> **RECORDS**:

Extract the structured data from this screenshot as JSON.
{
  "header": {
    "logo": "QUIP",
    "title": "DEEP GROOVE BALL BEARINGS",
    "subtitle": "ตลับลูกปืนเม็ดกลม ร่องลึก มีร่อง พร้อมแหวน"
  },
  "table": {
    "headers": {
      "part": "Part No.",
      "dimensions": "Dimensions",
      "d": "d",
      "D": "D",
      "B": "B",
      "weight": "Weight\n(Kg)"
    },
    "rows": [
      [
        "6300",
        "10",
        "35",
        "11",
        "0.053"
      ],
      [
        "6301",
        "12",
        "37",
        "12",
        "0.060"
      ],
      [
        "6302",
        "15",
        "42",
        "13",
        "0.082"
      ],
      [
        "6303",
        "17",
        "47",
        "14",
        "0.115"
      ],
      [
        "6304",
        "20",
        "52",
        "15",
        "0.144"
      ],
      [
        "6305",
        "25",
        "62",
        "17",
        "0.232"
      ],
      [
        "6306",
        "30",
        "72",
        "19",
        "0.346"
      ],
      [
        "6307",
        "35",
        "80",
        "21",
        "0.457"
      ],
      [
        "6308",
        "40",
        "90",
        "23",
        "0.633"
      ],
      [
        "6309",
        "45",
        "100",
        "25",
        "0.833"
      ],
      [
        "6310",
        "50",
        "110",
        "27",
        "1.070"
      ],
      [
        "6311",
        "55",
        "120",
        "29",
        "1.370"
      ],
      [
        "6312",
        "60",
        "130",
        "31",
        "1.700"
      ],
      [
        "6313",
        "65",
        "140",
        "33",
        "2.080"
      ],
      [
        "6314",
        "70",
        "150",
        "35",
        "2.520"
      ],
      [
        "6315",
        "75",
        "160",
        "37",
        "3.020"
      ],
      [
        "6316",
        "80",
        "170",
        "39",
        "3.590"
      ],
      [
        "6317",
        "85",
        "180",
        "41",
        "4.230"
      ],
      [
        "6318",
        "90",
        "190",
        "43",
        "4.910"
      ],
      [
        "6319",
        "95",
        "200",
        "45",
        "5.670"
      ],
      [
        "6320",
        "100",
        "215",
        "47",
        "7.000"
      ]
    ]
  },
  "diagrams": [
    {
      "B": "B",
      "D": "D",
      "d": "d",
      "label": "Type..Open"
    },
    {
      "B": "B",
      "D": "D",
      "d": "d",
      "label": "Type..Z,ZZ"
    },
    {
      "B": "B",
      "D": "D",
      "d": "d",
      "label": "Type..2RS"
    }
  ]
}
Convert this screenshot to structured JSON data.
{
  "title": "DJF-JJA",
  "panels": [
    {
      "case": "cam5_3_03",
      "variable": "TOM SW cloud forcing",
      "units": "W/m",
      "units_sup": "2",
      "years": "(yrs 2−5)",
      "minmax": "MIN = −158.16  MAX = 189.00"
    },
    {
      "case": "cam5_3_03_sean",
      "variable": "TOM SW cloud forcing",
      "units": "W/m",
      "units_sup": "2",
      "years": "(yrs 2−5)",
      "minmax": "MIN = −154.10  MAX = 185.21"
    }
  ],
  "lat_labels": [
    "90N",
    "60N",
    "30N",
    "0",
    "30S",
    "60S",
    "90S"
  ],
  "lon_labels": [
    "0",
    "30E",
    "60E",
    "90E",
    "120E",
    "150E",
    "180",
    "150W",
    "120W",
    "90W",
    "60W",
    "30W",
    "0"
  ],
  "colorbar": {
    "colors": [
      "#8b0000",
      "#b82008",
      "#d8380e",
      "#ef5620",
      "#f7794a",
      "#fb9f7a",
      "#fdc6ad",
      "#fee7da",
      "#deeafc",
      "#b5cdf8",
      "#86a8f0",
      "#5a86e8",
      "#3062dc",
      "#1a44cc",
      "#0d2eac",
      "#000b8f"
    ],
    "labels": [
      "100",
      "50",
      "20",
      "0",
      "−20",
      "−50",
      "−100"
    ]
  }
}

> **AIM**: Write out every line of the preceding listing that contains "structured".

> **SOLUTION TO THIS PROBLEM**:
Extract the structured data from this screenshot as JSON.
Convert this screenshot to structured JSON data.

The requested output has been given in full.